* Objective: Every record below should be transcribed exactly. Omit the images.
┏━━
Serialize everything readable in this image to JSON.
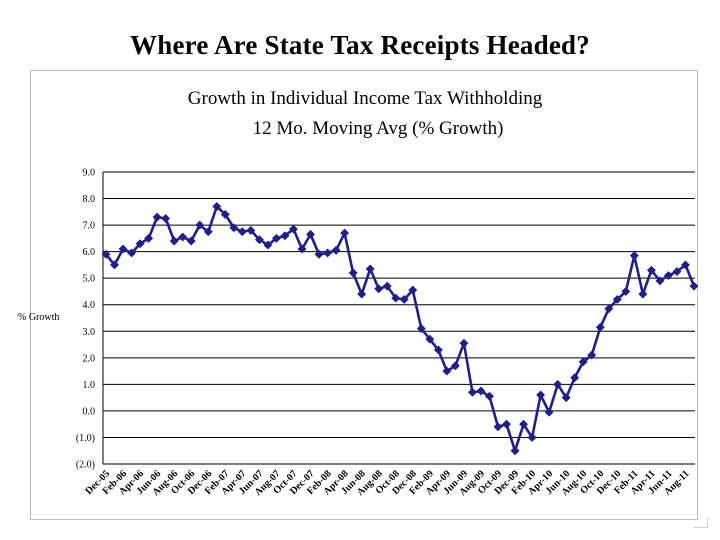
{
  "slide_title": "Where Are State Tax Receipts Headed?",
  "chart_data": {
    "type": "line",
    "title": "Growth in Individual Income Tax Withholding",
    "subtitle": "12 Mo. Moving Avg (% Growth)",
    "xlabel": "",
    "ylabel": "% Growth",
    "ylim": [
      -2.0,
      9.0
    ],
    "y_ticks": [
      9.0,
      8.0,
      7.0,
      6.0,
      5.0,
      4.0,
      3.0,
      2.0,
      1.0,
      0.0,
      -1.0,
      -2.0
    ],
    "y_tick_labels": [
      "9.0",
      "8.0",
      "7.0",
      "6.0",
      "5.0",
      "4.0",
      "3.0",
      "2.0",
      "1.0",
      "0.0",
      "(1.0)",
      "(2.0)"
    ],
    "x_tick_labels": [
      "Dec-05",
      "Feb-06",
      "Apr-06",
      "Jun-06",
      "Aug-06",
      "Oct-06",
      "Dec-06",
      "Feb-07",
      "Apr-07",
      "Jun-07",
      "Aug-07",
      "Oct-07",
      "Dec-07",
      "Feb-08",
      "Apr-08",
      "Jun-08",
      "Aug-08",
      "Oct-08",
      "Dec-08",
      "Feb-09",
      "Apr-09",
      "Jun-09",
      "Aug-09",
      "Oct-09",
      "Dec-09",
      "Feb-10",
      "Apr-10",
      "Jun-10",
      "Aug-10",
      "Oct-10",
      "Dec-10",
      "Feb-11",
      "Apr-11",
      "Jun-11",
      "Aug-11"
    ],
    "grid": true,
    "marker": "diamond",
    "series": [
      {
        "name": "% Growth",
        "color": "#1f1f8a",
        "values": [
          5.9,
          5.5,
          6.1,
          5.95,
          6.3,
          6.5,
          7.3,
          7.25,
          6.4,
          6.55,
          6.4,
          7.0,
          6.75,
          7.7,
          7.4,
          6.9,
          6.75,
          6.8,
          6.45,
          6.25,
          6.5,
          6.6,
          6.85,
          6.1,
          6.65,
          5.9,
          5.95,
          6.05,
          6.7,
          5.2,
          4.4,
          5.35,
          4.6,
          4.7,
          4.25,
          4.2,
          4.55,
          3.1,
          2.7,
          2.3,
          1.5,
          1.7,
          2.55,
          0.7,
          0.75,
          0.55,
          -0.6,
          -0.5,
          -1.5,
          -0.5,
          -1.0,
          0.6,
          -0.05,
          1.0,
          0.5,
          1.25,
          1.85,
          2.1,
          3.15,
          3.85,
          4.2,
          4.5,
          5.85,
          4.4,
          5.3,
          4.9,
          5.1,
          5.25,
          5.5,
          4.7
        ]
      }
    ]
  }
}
┗━━
* Finished answer:
Serialize everything readable in this image to JSON.
{
  "slide_title": "Where Are State Tax Receipts Headed?",
  "chart_data": {
    "type": "line",
    "title": "Growth in Individual Income Tax Withholding",
    "subtitle": "12 Mo. Moving Avg (% Growth)",
    "xlabel": "",
    "ylabel": "% Growth",
    "ylim": [
      -2.0,
      9.0
    ],
    "y_ticks": [
      9.0,
      8.0,
      7.0,
      6.0,
      5.0,
      4.0,
      3.0,
      2.0,
      1.0,
      0.0,
      -1.0,
      -2.0
    ],
    "y_tick_labels": [
      "9.0",
      "8.0",
      "7.0",
      "6.0",
      "5.0",
      "4.0",
      "3.0",
      "2.0",
      "1.0",
      "0.0",
      "(1.0)",
      "(2.0)"
    ],
    "x_tick_labels": [
      "Dec-05",
      "Feb-06",
      "Apr-06",
      "Jun-06",
      "Aug-06",
      "Oct-06",
      "Dec-06",
      "Feb-07",
      "Apr-07",
      "Jun-07",
      "Aug-07",
      "Oct-07",
      "Dec-07",
      "Feb-08",
      "Apr-08",
      "Jun-08",
      "Aug-08",
      "Oct-08",
      "Dec-08",
      "Feb-09",
      "Apr-09",
      "Jun-09",
      "Aug-09",
      "Oct-09",
      "Dec-09",
      "Feb-10",
      "Apr-10",
      "Jun-10",
      "Aug-10",
      "Oct-10",
      "Dec-10",
      "Feb-11",
      "Apr-11",
      "Jun-11",
      "Aug-11"
    ],
    "grid": true,
    "marker": "diamond",
    "series": [
      {
        "name": "% Growth",
        "color": "#1f1f8a",
        "values": [
          5.9,
          5.5,
          6.1,
          5.95,
          6.3,
          6.5,
          7.3,
          7.25,
          6.4,
          6.55,
          6.4,
          7.0,
          6.75,
          7.7,
          7.4,
          6.9,
          6.75,
          6.8,
          6.45,
          6.25,
          6.5,
          6.6,
          6.85,
          6.1,
          6.65,
          5.9,
          5.95,
          6.05,
          6.7,
          5.2,
          4.4,
          5.35,
          4.6,
          4.7,
          4.25,
          4.2,
          4.55,
          3.1,
          2.7,
          2.3,
          1.5,
          1.7,
          2.55,
          0.7,
          0.75,
          0.55,
          -0.6,
          -0.5,
          -1.5,
          -0.5,
          -1.0,
          0.6,
          -0.05,
          1.0,
          0.5,
          1.25,
          1.85,
          2.1,
          3.15,
          3.85,
          4.2,
          4.5,
          5.85,
          4.4,
          5.3,
          4.9,
          5.1,
          5.25,
          5.5,
          4.7
        ]
      }
    ]
  }
}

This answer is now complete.